_WRITTEN EXERCISE_
Write out the data below in full. Keep it exact.

------------------------------

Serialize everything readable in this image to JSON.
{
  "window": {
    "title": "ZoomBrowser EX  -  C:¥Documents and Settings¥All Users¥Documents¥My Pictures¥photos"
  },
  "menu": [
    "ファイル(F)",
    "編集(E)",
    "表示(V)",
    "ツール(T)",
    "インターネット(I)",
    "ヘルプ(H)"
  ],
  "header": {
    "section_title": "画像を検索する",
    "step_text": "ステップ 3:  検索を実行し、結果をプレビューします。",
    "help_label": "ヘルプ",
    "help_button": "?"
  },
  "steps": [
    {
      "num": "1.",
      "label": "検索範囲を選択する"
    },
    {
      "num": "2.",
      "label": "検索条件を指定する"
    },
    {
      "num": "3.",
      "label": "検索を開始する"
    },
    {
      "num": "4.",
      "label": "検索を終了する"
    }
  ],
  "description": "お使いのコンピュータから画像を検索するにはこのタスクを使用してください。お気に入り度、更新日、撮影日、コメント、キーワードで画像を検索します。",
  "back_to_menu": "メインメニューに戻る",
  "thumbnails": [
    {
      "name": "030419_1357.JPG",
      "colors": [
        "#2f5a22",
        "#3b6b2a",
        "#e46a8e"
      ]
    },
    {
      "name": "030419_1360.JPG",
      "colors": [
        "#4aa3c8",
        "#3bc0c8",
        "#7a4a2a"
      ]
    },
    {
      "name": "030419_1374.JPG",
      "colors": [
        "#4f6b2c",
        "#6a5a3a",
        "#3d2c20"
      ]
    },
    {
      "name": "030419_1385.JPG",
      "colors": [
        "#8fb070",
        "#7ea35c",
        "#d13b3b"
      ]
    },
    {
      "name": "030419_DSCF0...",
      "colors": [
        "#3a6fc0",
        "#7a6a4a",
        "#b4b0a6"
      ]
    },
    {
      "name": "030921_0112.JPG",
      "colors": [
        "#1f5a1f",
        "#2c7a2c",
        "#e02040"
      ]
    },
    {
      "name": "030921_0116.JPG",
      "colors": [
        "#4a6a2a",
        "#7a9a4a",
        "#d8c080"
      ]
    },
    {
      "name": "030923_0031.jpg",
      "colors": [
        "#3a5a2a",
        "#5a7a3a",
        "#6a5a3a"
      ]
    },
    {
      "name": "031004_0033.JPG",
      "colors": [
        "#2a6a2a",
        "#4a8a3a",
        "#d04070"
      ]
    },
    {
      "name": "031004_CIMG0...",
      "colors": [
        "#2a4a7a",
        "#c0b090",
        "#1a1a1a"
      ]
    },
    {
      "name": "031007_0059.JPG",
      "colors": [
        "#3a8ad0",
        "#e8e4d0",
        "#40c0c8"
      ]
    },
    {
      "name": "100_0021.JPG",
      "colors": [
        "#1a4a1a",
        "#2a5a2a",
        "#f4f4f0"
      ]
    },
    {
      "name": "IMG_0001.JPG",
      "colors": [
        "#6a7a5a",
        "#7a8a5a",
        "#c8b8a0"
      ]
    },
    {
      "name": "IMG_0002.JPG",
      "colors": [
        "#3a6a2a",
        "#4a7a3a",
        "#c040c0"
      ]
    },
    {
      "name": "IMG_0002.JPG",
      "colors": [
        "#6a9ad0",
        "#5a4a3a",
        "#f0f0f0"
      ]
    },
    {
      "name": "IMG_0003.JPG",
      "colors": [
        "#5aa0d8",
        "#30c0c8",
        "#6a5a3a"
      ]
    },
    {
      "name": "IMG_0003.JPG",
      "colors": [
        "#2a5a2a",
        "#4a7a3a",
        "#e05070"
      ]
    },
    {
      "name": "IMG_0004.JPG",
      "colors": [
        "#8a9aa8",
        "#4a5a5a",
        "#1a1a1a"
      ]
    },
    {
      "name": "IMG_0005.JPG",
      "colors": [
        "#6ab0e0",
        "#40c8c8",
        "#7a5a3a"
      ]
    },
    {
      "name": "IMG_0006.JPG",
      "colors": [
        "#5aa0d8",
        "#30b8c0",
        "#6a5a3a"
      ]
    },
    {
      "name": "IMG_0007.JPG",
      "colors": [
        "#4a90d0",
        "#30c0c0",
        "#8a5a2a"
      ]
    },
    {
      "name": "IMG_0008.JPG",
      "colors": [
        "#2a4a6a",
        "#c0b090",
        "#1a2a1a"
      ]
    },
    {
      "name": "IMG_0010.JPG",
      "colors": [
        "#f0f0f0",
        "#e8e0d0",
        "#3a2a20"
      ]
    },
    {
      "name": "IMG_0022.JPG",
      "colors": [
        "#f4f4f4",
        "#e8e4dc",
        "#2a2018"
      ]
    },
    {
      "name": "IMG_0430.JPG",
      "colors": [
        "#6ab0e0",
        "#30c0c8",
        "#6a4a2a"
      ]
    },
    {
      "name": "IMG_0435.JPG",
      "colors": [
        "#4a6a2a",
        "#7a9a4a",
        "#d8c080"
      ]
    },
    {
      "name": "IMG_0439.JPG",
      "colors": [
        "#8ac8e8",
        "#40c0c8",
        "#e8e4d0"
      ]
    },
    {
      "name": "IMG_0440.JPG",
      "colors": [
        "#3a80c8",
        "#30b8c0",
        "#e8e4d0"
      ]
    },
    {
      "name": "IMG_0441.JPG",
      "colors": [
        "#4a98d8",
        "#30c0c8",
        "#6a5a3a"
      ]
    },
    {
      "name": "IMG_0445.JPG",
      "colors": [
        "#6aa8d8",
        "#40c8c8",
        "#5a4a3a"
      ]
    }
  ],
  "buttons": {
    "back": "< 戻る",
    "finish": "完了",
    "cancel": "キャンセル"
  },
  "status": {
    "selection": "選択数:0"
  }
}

------------------------------

_TASK ANSWER_
Serialize everything readable in this image to JSON.
{
  "window": {
    "title": "ZoomBrowser EX  -  C:¥Documents and Settings¥All Users¥Documents¥My Pictures¥photos"
  },
  "menu": [
    "ファイル(F)",
    "編集(E)",
    "表示(V)",
    "ツール(T)",
    "インターネット(I)",
    "ヘルプ(H)"
  ],
  "header": {
    "section_title": "画像を検索する",
    "step_text": "ステップ 3:  検索を実行し、結果をプレビューします。",
    "help_label": "ヘルプ",
    "help_button": "?"
  },
  "steps": [
    {
      "num": "1.",
      "label": "検索範囲を選択する"
    },
    {
      "num": "2.",
      "label": "検索条件を指定する"
    },
    {
      "num": "3.",
      "label": "検索を開始する"
    },
    {
      "num": "4.",
      "label": "検索を終了する"
    }
  ],
  "description": "お使いのコンピュータから画像を検索するにはこのタスクを使用してください。お気に入り度、更新日、撮影日、コメント、キーワードで画像を検索します。",
  "back_to_menu": "メインメニューに戻る",
  "thumbnails": [
    {
      "name": "030419_1357.JPG",
      "colors": [
        "#2f5a22",
        "#3b6b2a",
        "#e46a8e"
      ]
    },
    {
      "name": "030419_1360.JPG",
      "colors": [
        "#4aa3c8",
        "#3bc0c8",
        "#7a4a2a"
      ]
    },
    {
      "name": "030419_1374.JPG",
      "colors": [
        "#4f6b2c",
        "#6a5a3a",
        "#3d2c20"
      ]
    },
    {
      "name": "030419_1385.JPG",
      "colors": [
        "#8fb070",
        "#7ea35c",
        "#d13b3b"
      ]
    },
    {
      "name": "030419_DSCF0...",
      "colors": [
        "#3a6fc0",
        "#7a6a4a",
        "#b4b0a6"
      ]
    },
    {
      "name": "030921_0112.JPG",
      "colors": [
        "#1f5a1f",
        "#2c7a2c",
        "#e02040"
      ]
    },
    {
      "name": "030921_0116.JPG",
      "colors": [
        "#4a6a2a",
        "#7a9a4a",
        "#d8c080"
      ]
    },
    {
      "name": "030923_0031.jpg",
      "colors": [
        "#3a5a2a",
        "#5a7a3a",
        "#6a5a3a"
      ]
    },
    {
      "name": "031004_0033.JPG",
      "colors": [
        "#2a6a2a",
        "#4a8a3a",
        "#d04070"
      ]
    },
    {
      "name": "031004_CIMG0...",
      "colors": [
        "#2a4a7a",
        "#c0b090",
        "#1a1a1a"
      ]
    },
    {
      "name": "031007_0059.JPG",
      "colors": [
        "#3a8ad0",
        "#e8e4d0",
        "#40c0c8"
      ]
    },
    {
      "name": "100_0021.JPG",
      "colors": [
        "#1a4a1a",
        "#2a5a2a",
        "#f4f4f0"
      ]
    },
    {
      "name": "IMG_0001.JPG",
      "colors": [
        "#6a7a5a",
        "#7a8a5a",
        "#c8b8a0"
      ]
    },
    {
      "name": "IMG_0002.JPG",
      "colors": [
        "#3a6a2a",
        "#4a7a3a",
        "#c040c0"
      ]
    },
    {
      "name": "IMG_0002.JPG",
      "colors": [
        "#6a9ad0",
        "#5a4a3a",
        "#f0f0f0"
      ]
    },
    {
      "name": "IMG_0003.JPG",
      "colors": [
        "#5aa0d8",
        "#30c0c8",
        "#6a5a3a"
      ]
    },
    {
      "name": "IMG_0003.JPG",
      "colors": [
        "#2a5a2a",
        "#4a7a3a",
        "#e05070"
      ]
    },
    {
      "name": "IMG_0004.JPG",
      "colors": [
        "#8a9aa8",
        "#4a5a5a",
        "#1a1a1a"
      ]
    },
    {
      "name": "IMG_0005.JPG",
      "colors": [
        "#6ab0e0",
        "#40c8c8",
        "#7a5a3a"
      ]
    },
    {
      "name": "IMG_0006.JPG",
      "colors": [
        "#5aa0d8",
        "#30b8c0",
        "#6a5a3a"
      ]
    },
    {
      "name": "IMG_0007.JPG",
      "colors": [
        "#4a90d0",
        "#30c0c0",
        "#8a5a2a"
      ]
    },
    {
      "name": "IMG_0008.JPG",
      "colors": [
        "#2a4a6a",
        "#c0b090",
        "#1a2a1a"
      ]
    },
    {
      "name": "IMG_0010.JPG",
      "colors": [
        "#f0f0f0",
        "#e8e0d0",
        "#3a2a20"
      ]
    },
    {
      "name": "IMG_0022.JPG",
      "colors": [
        "#f4f4f4",
        "#e8e4dc",
        "#2a2018"
      ]
    },
    {
      "name": "IMG_0430.JPG",
      "colors": [
        "#6ab0e0",
        "#30c0c8",
        "#6a4a2a"
      ]
    },
    {
      "name": "IMG_0435.JPG",
      "colors": [
        "#4a6a2a",
        "#7a9a4a",
        "#d8c080"
      ]
    },
    {
      "name": "IMG_0439.JPG",
      "colors": [
        "#8ac8e8",
        "#40c0c8",
        "#e8e4d0"
      ]
    },
    {
      "name": "IMG_0440.JPG",
      "colors": [
        "#3a80c8",
        "#30b8c0",
        "#e8e4d0"
      ]
    },
    {
      "name": "IMG_0441.JPG",
      "colors": [
        "#4a98d8",
        "#30c0c8",
        "#6a5a3a"
      ]
    },
    {
      "name": "IMG_0445.JPG",
      "colors": [
        "#6aa8d8",
        "#40c8c8",
        "#5a4a3a"
      ]
    }
  ],
  "buttons": {
    "back": "< 戻る",
    "finish": "完了",
    "cancel": "キャンセル"
  },
  "status": {
    "selection": "選択数:0"
  }
}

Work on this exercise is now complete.